■ RECORDS FOR THIS EXERCISE:
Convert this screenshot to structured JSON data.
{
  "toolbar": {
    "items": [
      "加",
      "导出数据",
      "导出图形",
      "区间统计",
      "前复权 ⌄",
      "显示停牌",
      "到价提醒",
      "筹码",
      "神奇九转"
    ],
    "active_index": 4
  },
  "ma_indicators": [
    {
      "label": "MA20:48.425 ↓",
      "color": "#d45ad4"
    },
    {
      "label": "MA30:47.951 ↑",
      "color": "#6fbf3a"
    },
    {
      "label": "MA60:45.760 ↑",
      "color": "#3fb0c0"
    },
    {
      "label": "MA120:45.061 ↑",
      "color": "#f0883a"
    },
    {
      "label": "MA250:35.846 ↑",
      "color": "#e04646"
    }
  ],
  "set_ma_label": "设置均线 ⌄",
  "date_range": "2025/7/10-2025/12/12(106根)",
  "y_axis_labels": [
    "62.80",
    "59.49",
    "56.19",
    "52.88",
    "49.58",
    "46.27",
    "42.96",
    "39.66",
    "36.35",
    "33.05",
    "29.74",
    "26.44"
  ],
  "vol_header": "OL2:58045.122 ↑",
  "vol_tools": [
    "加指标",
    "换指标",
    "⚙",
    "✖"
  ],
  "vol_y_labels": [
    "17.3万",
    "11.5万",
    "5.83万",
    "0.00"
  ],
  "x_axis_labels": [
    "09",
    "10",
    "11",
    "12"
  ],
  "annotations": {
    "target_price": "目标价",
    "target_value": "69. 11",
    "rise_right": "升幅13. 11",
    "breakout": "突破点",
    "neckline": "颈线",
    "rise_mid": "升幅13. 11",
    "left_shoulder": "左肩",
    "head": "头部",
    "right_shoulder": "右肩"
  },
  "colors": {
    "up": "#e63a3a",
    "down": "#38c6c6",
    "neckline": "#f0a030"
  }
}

---

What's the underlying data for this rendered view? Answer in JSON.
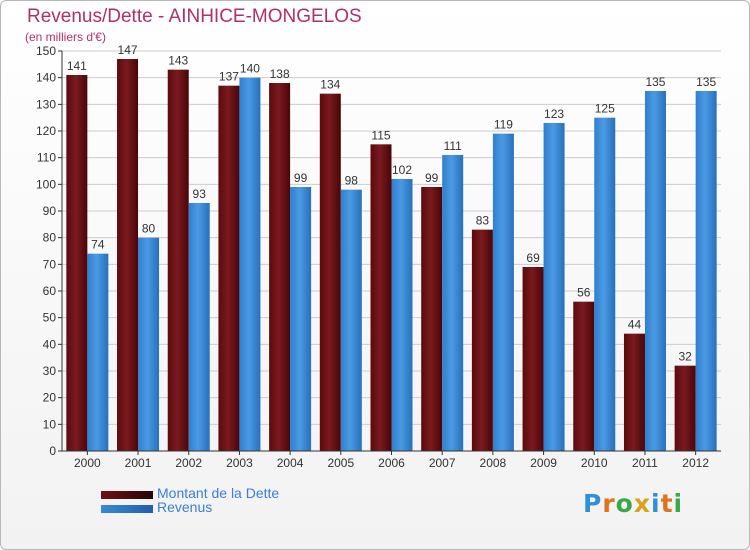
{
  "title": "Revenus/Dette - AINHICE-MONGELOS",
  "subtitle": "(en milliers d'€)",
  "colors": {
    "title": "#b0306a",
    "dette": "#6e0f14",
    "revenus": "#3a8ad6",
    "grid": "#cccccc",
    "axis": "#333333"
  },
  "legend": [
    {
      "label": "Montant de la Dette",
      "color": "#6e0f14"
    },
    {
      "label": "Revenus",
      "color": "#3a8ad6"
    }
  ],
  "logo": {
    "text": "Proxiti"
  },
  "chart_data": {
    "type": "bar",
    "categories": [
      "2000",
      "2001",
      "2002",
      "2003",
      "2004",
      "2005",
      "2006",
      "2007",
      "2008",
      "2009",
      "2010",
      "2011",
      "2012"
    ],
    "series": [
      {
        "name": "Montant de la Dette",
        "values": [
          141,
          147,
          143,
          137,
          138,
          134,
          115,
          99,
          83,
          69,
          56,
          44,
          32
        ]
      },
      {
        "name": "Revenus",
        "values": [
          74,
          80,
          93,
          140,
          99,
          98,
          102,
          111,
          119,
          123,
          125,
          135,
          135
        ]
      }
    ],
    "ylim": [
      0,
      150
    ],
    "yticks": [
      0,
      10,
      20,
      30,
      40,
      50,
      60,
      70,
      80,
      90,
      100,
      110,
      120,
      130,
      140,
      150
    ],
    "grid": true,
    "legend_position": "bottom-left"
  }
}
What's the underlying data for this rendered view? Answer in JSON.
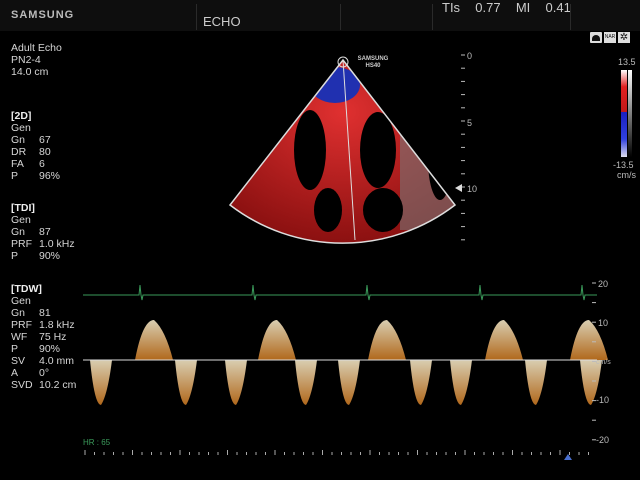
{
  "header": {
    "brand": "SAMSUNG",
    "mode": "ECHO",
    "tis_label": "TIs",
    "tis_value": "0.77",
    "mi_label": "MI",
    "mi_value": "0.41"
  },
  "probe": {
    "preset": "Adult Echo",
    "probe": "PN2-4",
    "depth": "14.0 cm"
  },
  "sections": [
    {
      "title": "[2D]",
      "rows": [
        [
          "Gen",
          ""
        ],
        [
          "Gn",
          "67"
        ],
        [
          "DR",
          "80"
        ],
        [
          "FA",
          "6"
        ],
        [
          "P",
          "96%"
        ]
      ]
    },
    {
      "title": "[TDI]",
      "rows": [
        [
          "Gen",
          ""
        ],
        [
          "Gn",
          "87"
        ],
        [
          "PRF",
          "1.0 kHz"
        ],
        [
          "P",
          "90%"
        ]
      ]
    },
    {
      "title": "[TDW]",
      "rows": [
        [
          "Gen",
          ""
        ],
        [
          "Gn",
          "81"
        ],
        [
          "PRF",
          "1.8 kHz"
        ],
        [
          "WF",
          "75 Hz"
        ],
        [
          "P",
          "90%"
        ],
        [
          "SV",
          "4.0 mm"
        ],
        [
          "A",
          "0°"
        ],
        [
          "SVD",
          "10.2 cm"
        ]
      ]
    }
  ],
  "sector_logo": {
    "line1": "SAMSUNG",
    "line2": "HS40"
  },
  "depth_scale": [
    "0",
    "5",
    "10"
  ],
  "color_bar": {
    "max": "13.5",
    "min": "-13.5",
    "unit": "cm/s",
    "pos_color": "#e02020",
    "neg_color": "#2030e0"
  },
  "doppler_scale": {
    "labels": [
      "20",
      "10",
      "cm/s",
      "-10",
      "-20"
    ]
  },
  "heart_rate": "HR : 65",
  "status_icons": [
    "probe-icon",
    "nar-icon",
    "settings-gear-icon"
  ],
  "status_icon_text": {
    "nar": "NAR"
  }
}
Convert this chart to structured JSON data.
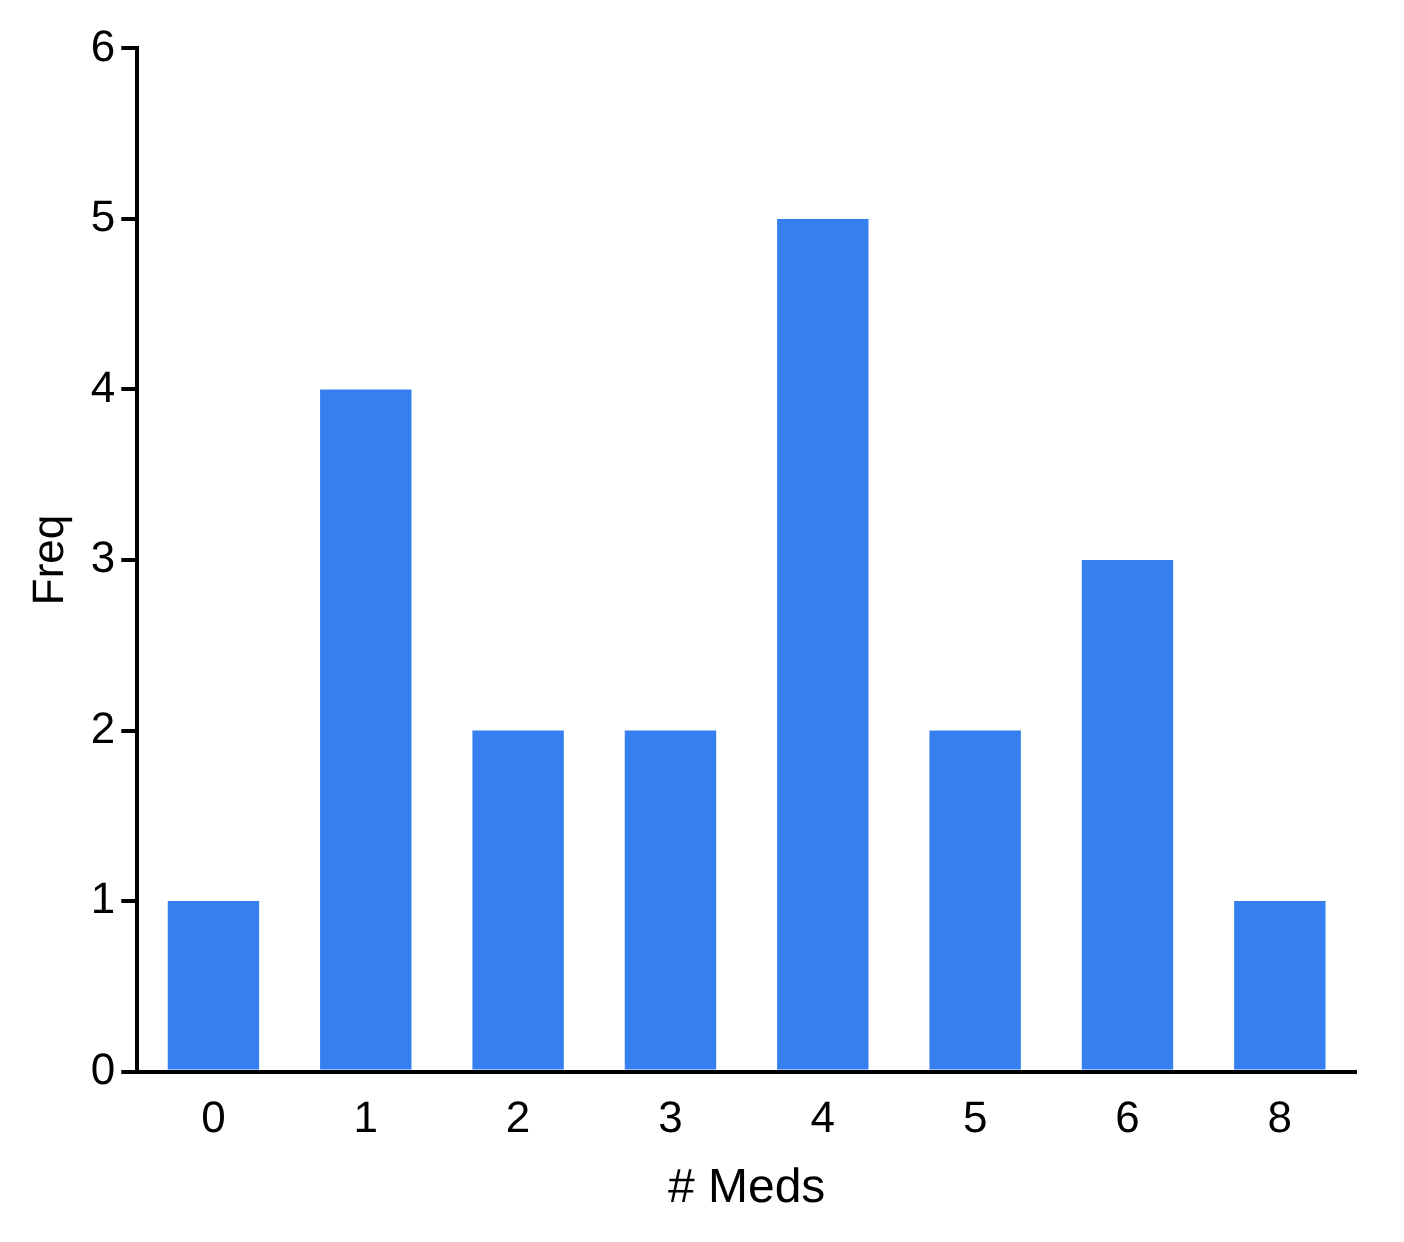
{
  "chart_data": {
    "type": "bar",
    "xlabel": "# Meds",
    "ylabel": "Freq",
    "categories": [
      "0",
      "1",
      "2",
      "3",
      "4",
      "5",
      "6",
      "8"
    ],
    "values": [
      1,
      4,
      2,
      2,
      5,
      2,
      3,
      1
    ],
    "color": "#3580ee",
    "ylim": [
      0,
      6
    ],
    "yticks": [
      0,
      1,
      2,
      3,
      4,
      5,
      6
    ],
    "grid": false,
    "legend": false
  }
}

==

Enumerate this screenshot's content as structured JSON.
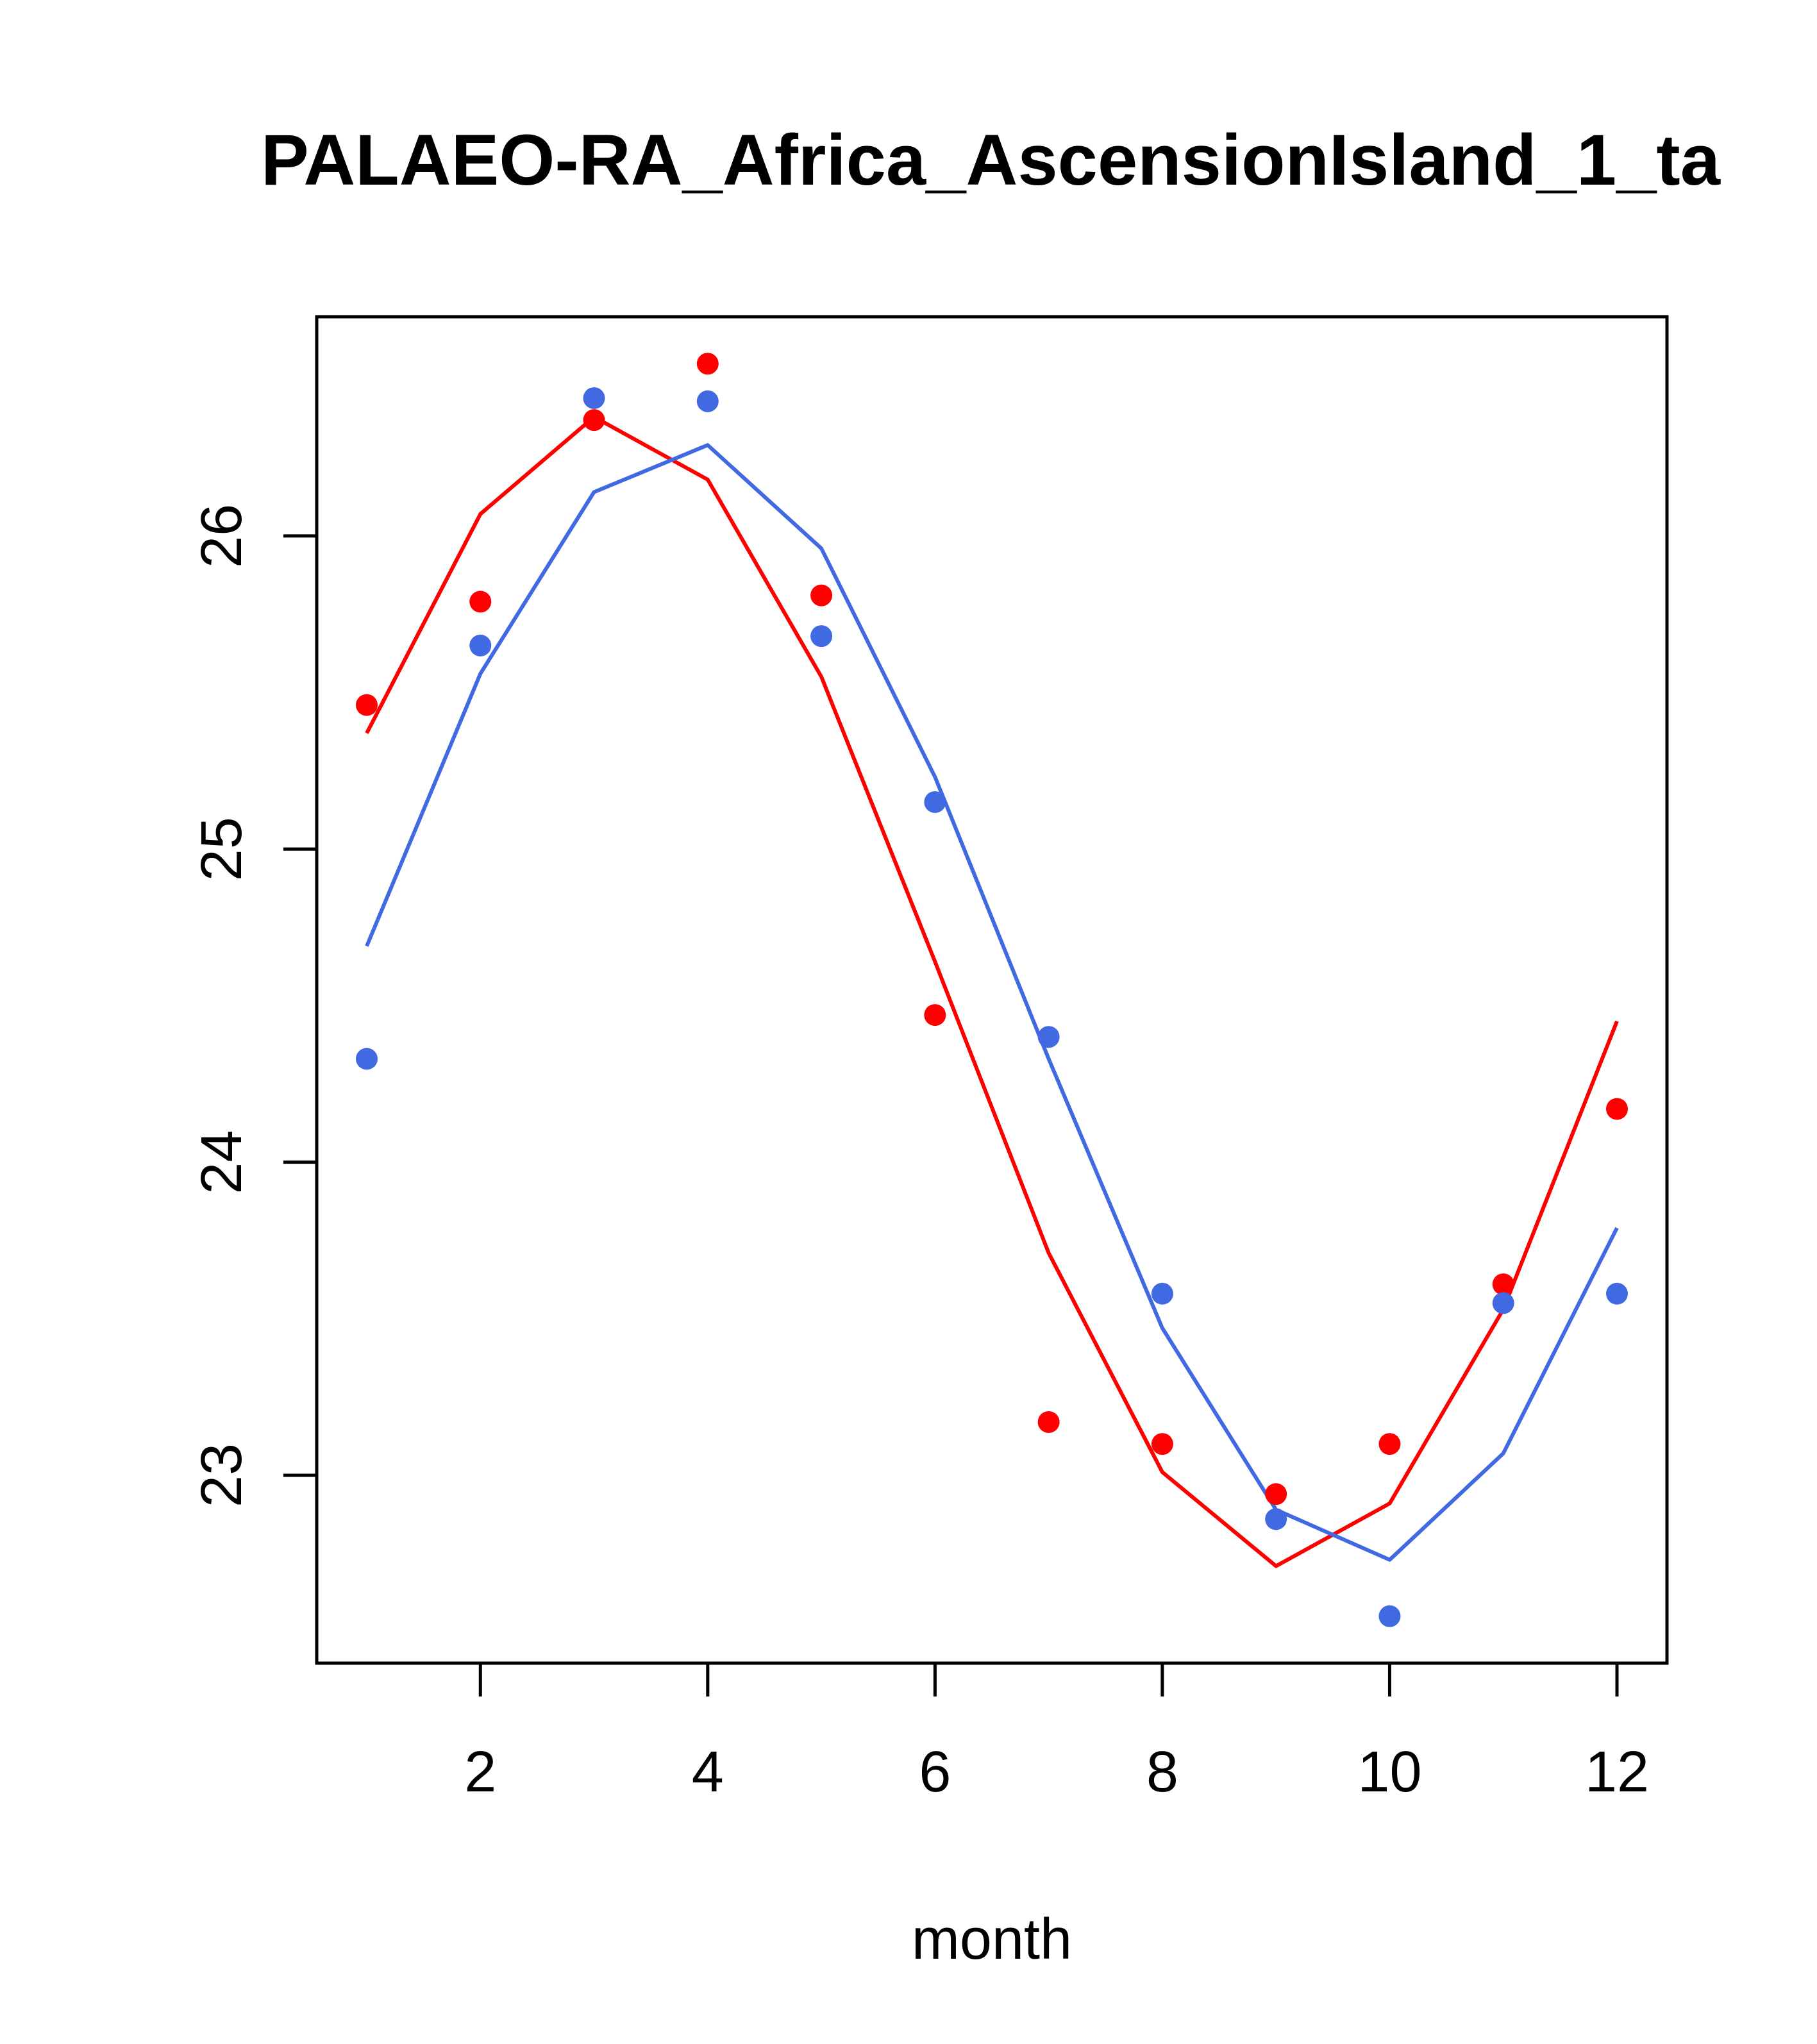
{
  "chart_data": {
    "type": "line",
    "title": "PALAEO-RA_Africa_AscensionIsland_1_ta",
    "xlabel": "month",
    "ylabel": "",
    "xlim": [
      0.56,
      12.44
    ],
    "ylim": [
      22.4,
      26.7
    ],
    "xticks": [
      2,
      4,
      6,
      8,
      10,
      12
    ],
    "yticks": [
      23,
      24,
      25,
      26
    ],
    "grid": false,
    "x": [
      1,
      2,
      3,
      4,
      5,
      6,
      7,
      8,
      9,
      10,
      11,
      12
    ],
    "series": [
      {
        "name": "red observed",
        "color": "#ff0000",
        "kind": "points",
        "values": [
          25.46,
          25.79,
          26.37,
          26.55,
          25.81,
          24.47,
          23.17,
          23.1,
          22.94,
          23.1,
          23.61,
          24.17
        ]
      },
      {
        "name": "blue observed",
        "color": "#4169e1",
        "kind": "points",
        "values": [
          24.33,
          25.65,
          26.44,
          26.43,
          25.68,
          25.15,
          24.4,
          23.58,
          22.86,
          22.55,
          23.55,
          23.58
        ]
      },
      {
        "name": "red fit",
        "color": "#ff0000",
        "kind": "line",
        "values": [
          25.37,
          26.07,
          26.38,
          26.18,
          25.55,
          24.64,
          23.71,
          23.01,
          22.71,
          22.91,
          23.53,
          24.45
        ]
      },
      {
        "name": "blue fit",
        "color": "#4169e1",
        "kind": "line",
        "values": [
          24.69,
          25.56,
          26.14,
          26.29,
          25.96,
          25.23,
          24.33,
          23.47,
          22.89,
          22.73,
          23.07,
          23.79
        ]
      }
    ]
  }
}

■ WHAT IS NEEDED: Check each line above for the string "grid" and show the ones that have it.

■ TASK OUTPUT:
    "grid": "#cccccc",
    "grid": true,
    "grid": false,
    "grid": false,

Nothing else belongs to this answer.